#### [TASK TO COMPLETE]
Repeat the records word for word, excluding any picture.
◆ ◆ ◆ ◆
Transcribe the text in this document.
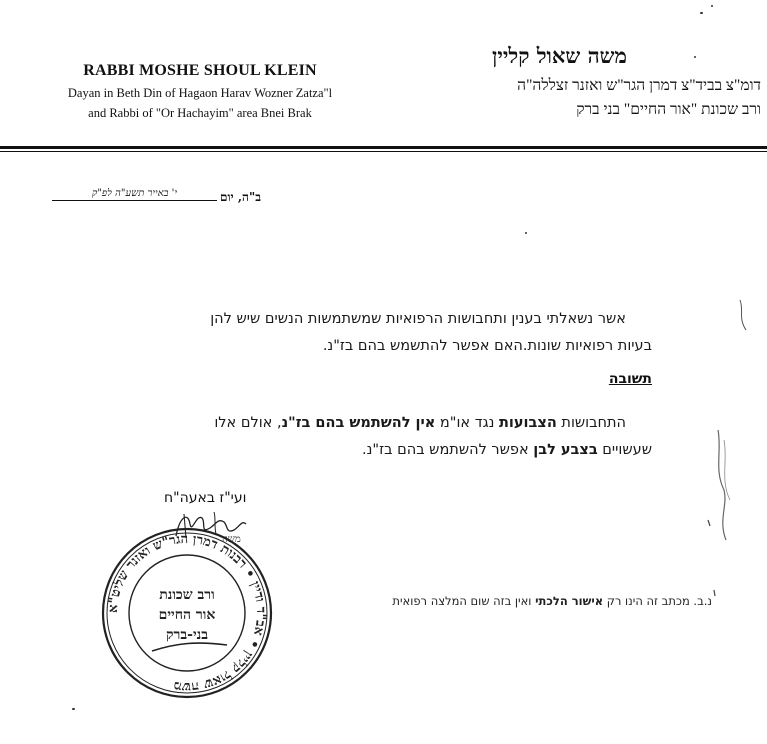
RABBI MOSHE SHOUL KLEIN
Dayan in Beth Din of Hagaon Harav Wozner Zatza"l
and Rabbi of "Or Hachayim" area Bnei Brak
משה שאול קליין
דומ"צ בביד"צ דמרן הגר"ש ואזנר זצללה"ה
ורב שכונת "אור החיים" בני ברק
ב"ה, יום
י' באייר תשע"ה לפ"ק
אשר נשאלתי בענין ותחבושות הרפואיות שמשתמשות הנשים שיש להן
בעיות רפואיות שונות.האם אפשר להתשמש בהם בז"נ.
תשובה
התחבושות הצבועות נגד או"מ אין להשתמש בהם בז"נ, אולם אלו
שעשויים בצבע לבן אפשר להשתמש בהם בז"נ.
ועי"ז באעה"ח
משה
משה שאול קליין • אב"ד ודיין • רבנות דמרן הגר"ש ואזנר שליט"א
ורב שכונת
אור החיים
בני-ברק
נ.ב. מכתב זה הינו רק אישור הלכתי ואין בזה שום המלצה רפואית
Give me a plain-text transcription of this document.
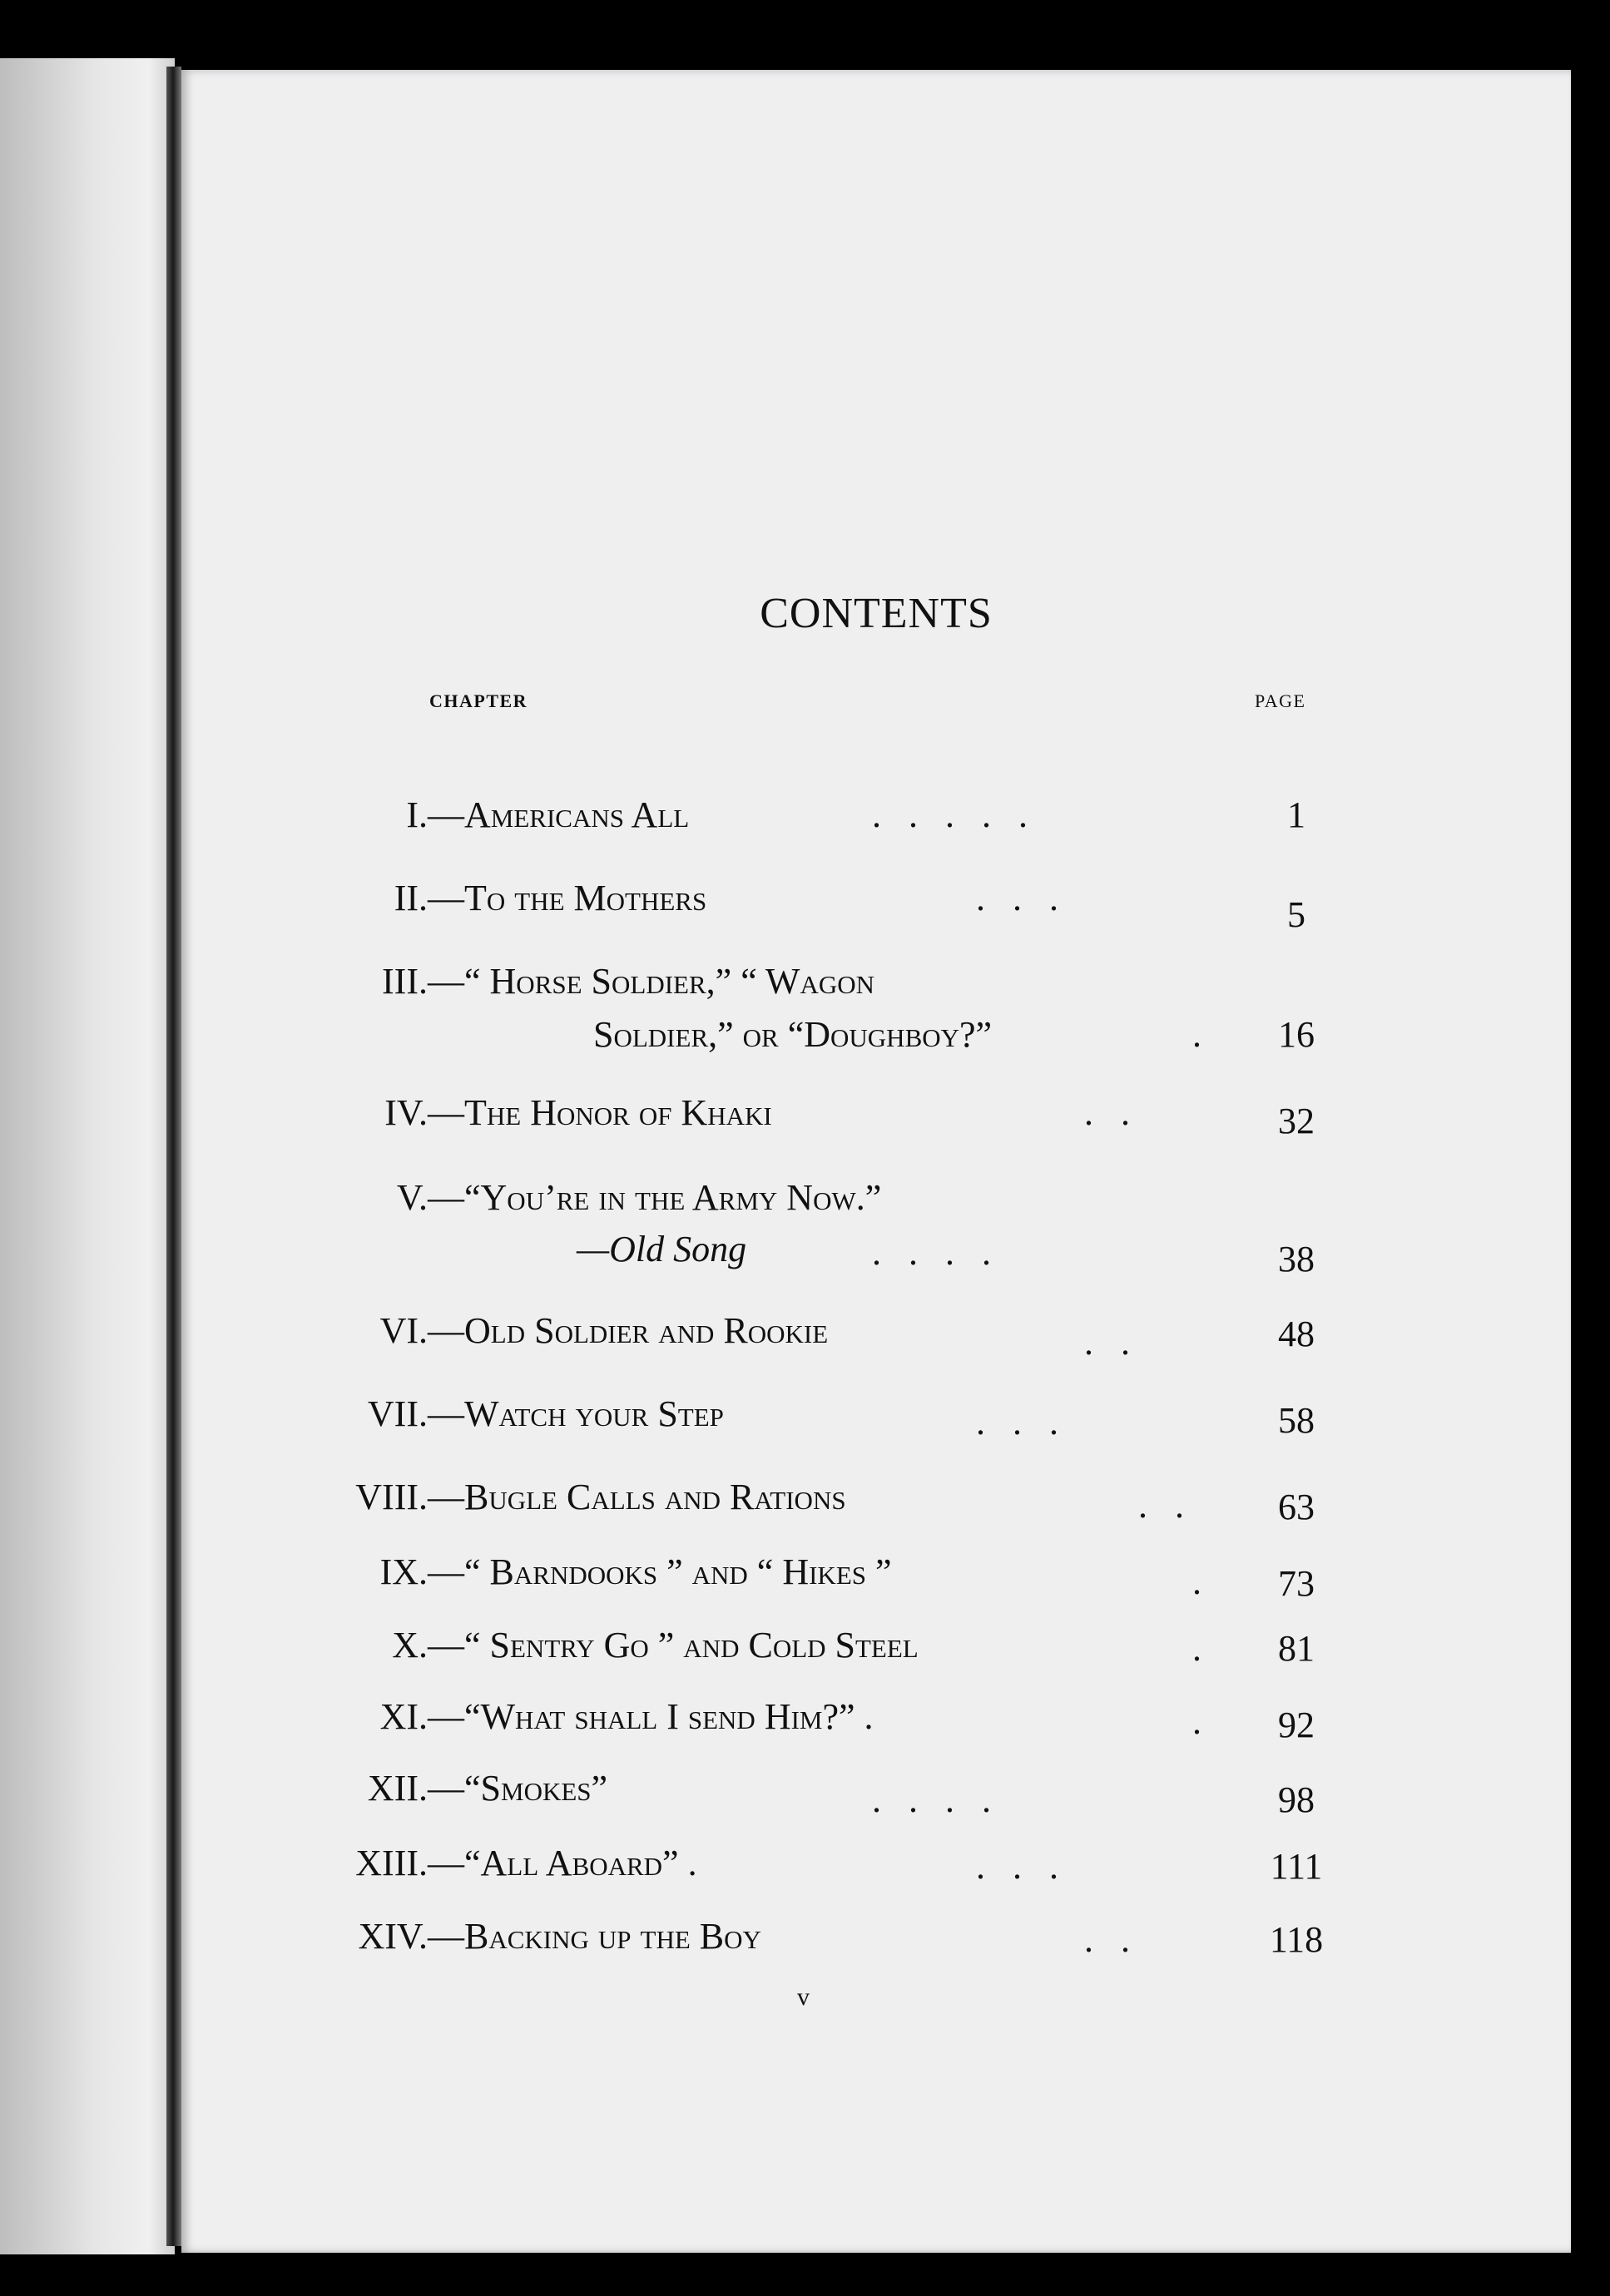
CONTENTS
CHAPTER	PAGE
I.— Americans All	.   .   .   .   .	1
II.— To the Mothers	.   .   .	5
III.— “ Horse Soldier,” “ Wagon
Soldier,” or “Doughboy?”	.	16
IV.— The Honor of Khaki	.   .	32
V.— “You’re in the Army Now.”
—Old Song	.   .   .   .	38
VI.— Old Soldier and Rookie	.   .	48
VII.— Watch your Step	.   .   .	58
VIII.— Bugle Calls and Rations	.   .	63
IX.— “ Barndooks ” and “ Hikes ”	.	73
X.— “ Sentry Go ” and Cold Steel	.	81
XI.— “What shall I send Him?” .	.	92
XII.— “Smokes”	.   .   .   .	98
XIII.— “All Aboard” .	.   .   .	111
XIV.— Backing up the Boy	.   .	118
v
◆ ◆ ◆ ◆
#### [CORRECT RESPONSE]
Transcribe the text in this document.
RABBI MOSHE SHOUL KLEIN
Dayan in Beth Din of Hagaon Harav Wozner Zatza"l
and Rabbi of "Or Hachayim" area Bnei Brak
משה שאול קליין
דומ"צ בביד"צ דמרן הגר"ש ואזנר זצללה"ה
ורב שכונת "אור החיים" בני ברק
ב"ה, יום
י' באייר תשע"ה לפ"ק
אשר נשאלתי בענין ותחבושות הרפואיות שמשתמשות הנשים שיש להן
בעיות רפואיות שונות.האם אפשר להתשמש בהם בז"נ.
תשובה
התחבושות הצבועות נגד או"מ אין להשתמש בהם בז"נ, אולם אלו
שעשויים בצבע לבן אפשר להשתמש בהם בז"נ.
ועי"ז באעה"ח
משה
משה שאול קליין • אב"ד ודיין • רבנות דמרן הגר"ש ואזנר שליט"א
ורב שכונת
אור החיים
בני-ברק
נ.ב. מכתב זה הינו רק אישור הלכתי ואין בזה שום המלצה רפואית
Give me a plain-text transcription of this document.
CONTENTS
CHAPTER	PAGE
I.— Americans All	.   .   .   .   .	1
II.— To the Mothers	.   .   .	5
III.— “ Horse Soldier,” “ Wagon
Soldier,” or “Doughboy?”	.	16
IV.— The Honor of Khaki	.   .	32
V.— “You’re in the Army Now.”
—Old Song	.   .   .   .	38
VI.— Old Soldier and Rookie	.   .	48
VII.— Watch your Step	.   .   .	58
VIII.— Bugle Calls and Rations	.   .	63
IX.— “ Barndooks ” and “ Hikes ”	.	73
X.— “ Sentry Go ” and Cold Steel	.	81
XI.— “What shall I send Him?” .	.	92
XII.— “Smokes”	.   .   .   .	98
XIII.— “All Aboard” .	.   .   .	111
XIV.— Backing up the Boy	.   .	118
v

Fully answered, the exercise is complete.